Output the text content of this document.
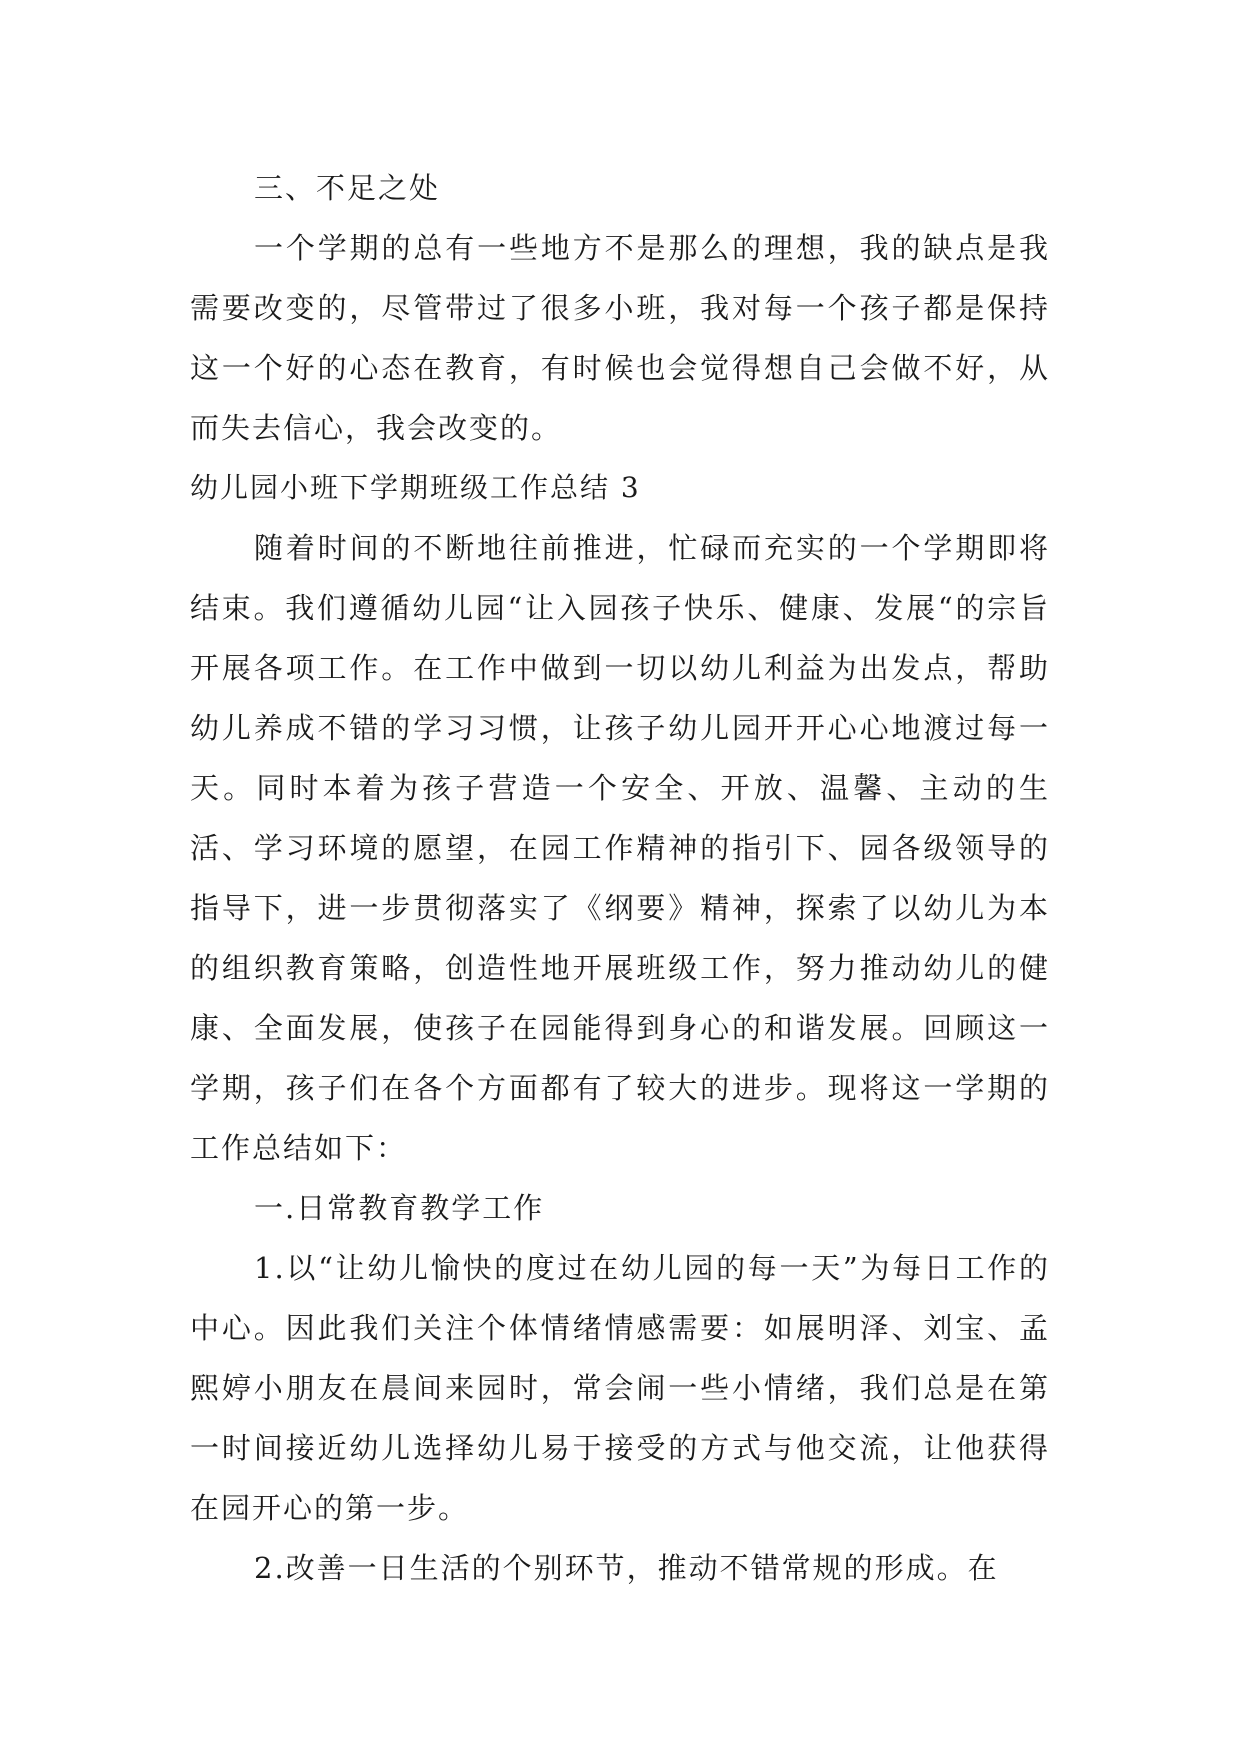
三、不足之处

一个学期的总有一些地方不是那么的理想，我的缺点是我需要改变的，尽管带过了很多小班，我对每一个孩子都是保持这一个好的心态在教育，有时候也会觉得想自己会做不好，从而失去信心，我会改变的。

幼儿园小班下学期班级工作总结 3

随着时间的不断地往前推进，忙碌而充实的一个学期即将结束。我们遵循幼儿园“让入园孩子快乐、健康、发展“的宗旨开展各项工作。在工作中做到一切以幼儿利益为出发点，帮助幼儿养成不错的学习习惯，让孩子幼儿园开开心心地渡过每一天。同时本着为孩子营造一个安全、开放、温馨、主动的生活、学习环境的愿望，在园工作精神的指引下、园各级领导的指导下，进一步贯彻落实了《纲要》精神，探索了以幼儿为本的组织教育策略，创造性地开展班级工作，努力推动幼儿的健康、全面发展，使孩子在园能得到身心的和谐发展。回顾这一学期，孩子们在各个方面都有了较大的进步。现将这一学期的工作总结如下：

一.日常教育教学工作

1.以“让幼儿愉快的度过在幼儿园的每一天”为每日工作的中心。因此我们关注个体情绪情感需要：如展明泽、刘宝、孟熙婷小朋友在晨间来园时，常会闹一些小情绪，我们总是在第一时间接近幼儿选择幼儿易于接受的方式与他交流，让他获得在园开心的第一步。

2.改善一日生活的个别环节，推动不错常规的形成。在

▬▬▬▬▬▬▬▬▬▬

Objective.
Each record above should come back exactly the same, only without its pictures.

Finished answer.
Output the text content of this document.
三、不足之处

一个学期的总有一些地方不是那么的理想，我的缺点是我需要改变的，尽管带过了很多小班，我对每一个孩子都是保持这一个好的心态在教育，有时候也会觉得想自己会做不好，从而失去信心，我会改变的。

幼儿园小班下学期班级工作总结 3

随着时间的不断地往前推进，忙碌而充实的一个学期即将结束。我们遵循幼儿园“让入园孩子快乐、健康、发展“的宗旨开展各项工作。在工作中做到一切以幼儿利益为出发点，帮助幼儿养成不错的学习习惯，让孩子幼儿园开开心心地渡过每一天。同时本着为孩子营造一个安全、开放、温馨、主动的生活、学习环境的愿望，在园工作精神的指引下、园各级领导的指导下，进一步贯彻落实了《纲要》精神，探索了以幼儿为本的组织教育策略，创造性地开展班级工作，努力推动幼儿的健康、全面发展，使孩子在园能得到身心的和谐发展。回顾这一学期，孩子们在各个方面都有了较大的进步。现将这一学期的工作总结如下：

一.日常教育教学工作

1.以“让幼儿愉快的度过在幼儿园的每一天”为每日工作的中心。因此我们关注个体情绪情感需要：如展明泽、刘宝、孟熙婷小朋友在晨间来园时，常会闹一些小情绪，我们总是在第一时间接近幼儿选择幼儿易于接受的方式与他交流，让他获得在园开心的第一步。

2.改善一日生活的个别环节，推动不错常规的形成。在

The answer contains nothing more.